What you should do. Note how many lines include the word "orders", and give that number by itself.

Input for this task.
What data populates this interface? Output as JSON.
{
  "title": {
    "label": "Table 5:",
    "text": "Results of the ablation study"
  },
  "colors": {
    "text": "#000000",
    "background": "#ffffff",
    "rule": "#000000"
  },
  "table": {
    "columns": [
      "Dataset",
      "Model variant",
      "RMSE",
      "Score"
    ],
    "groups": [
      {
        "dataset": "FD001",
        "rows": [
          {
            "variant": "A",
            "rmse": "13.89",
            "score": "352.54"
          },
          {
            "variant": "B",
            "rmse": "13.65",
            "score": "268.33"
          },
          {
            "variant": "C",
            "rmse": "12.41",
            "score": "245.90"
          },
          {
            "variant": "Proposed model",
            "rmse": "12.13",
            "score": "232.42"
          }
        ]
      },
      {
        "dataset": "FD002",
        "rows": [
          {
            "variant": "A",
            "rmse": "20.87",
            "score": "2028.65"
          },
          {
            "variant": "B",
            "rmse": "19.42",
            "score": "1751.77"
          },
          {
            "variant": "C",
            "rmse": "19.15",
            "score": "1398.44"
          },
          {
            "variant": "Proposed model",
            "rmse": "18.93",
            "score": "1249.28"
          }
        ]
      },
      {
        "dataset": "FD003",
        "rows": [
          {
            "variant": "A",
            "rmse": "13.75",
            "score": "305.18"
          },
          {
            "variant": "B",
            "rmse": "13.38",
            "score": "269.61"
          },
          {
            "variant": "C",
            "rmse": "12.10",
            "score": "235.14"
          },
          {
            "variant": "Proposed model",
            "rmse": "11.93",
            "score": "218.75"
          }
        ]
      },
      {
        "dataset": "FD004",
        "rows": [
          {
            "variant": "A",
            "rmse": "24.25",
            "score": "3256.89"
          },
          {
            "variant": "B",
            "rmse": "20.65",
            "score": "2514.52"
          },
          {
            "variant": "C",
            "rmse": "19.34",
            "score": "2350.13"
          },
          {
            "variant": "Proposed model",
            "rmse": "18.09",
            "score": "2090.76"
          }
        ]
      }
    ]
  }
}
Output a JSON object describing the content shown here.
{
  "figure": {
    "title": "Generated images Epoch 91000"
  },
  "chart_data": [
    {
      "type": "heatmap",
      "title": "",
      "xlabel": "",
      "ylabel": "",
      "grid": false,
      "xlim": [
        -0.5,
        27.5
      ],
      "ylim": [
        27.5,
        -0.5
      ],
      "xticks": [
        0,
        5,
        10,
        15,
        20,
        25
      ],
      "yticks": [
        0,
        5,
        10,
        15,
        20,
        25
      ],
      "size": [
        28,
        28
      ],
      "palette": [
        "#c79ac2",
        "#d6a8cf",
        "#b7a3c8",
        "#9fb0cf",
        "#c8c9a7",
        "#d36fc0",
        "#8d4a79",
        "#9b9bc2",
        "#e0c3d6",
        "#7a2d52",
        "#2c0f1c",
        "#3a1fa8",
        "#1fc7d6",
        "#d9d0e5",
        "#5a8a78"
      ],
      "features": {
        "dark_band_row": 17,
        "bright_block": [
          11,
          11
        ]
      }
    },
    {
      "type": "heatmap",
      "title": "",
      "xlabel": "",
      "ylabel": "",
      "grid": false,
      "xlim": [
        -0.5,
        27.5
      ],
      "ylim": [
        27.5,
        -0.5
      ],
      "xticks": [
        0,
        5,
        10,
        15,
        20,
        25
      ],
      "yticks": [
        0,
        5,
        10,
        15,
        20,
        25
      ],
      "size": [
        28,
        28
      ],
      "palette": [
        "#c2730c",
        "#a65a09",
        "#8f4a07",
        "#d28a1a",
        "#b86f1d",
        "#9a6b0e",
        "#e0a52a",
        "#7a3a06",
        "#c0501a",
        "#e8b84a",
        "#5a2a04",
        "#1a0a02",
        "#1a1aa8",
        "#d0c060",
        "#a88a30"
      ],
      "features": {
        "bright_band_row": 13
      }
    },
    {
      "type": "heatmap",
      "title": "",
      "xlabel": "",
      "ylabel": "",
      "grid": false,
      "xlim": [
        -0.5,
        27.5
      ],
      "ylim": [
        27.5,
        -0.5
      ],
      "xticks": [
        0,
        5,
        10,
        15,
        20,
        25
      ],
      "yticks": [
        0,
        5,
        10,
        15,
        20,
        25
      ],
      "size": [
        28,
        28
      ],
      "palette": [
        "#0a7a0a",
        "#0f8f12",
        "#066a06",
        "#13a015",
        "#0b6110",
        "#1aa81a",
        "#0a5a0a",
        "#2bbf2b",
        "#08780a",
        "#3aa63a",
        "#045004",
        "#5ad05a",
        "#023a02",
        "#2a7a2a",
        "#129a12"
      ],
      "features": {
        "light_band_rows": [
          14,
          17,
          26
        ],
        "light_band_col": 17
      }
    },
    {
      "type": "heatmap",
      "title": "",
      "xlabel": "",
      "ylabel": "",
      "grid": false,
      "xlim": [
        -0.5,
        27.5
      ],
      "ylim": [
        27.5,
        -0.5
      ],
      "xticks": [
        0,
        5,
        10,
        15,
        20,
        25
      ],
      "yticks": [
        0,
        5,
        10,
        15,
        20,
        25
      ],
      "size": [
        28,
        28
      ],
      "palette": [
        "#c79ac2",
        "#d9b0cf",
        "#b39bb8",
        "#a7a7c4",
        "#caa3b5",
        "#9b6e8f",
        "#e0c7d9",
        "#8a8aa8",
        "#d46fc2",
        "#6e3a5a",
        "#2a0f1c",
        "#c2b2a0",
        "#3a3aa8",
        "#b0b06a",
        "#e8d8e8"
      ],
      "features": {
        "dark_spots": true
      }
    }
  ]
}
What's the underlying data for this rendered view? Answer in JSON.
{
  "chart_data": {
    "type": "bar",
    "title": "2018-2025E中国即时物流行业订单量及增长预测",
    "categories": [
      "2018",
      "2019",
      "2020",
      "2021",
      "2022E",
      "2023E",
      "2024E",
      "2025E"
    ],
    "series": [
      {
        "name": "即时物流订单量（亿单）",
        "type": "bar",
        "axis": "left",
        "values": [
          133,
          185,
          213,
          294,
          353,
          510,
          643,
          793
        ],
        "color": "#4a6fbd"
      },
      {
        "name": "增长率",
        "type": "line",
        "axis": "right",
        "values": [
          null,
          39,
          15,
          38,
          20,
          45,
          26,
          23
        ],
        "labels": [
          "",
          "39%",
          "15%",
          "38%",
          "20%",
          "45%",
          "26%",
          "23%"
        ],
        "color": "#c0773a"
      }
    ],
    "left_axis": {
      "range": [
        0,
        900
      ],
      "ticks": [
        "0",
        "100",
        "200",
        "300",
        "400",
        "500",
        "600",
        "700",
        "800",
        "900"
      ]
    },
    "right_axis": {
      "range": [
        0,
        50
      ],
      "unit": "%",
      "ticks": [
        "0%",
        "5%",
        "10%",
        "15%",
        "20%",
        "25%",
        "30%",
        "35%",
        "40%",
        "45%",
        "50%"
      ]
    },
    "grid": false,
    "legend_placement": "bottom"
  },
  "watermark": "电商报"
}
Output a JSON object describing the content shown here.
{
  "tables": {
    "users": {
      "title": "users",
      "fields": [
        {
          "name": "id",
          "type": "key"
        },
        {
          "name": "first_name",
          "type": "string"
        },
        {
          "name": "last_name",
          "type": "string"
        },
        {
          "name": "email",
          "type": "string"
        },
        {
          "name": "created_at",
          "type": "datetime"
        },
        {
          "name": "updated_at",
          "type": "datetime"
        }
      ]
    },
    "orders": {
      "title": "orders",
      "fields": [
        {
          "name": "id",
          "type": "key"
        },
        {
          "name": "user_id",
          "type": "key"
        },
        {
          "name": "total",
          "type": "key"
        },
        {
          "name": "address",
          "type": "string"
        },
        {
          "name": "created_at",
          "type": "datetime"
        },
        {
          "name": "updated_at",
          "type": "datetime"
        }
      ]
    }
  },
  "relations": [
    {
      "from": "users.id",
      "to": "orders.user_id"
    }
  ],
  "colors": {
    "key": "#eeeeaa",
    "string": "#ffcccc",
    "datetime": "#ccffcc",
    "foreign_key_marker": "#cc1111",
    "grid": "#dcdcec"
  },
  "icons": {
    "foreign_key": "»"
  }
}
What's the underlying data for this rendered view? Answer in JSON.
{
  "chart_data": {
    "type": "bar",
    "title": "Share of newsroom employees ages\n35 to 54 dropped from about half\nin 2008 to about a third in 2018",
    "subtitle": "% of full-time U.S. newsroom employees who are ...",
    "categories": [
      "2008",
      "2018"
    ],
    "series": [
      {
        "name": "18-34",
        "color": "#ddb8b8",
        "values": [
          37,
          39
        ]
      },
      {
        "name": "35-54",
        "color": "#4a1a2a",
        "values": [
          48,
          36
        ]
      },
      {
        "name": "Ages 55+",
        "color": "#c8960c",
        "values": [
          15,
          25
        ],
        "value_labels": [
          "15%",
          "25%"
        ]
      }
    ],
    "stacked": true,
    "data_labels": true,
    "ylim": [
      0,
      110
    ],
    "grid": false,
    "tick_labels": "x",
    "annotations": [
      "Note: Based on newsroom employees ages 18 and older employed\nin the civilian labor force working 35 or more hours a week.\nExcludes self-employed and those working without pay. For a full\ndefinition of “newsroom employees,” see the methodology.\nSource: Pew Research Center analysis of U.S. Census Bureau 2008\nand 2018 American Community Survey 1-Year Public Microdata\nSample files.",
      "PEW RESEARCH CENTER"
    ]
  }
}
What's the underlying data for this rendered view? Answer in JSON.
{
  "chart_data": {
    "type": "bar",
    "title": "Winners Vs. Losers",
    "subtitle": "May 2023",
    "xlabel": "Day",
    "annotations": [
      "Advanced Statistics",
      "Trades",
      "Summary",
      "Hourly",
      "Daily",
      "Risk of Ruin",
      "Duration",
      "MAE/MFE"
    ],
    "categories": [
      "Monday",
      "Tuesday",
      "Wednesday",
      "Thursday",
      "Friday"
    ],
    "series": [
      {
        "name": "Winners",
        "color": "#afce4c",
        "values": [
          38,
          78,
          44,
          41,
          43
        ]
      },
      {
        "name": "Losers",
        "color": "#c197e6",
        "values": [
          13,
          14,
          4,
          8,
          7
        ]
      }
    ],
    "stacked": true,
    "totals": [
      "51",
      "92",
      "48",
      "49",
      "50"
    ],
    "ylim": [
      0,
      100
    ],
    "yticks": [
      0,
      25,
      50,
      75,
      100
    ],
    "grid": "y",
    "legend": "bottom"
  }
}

Full output. 3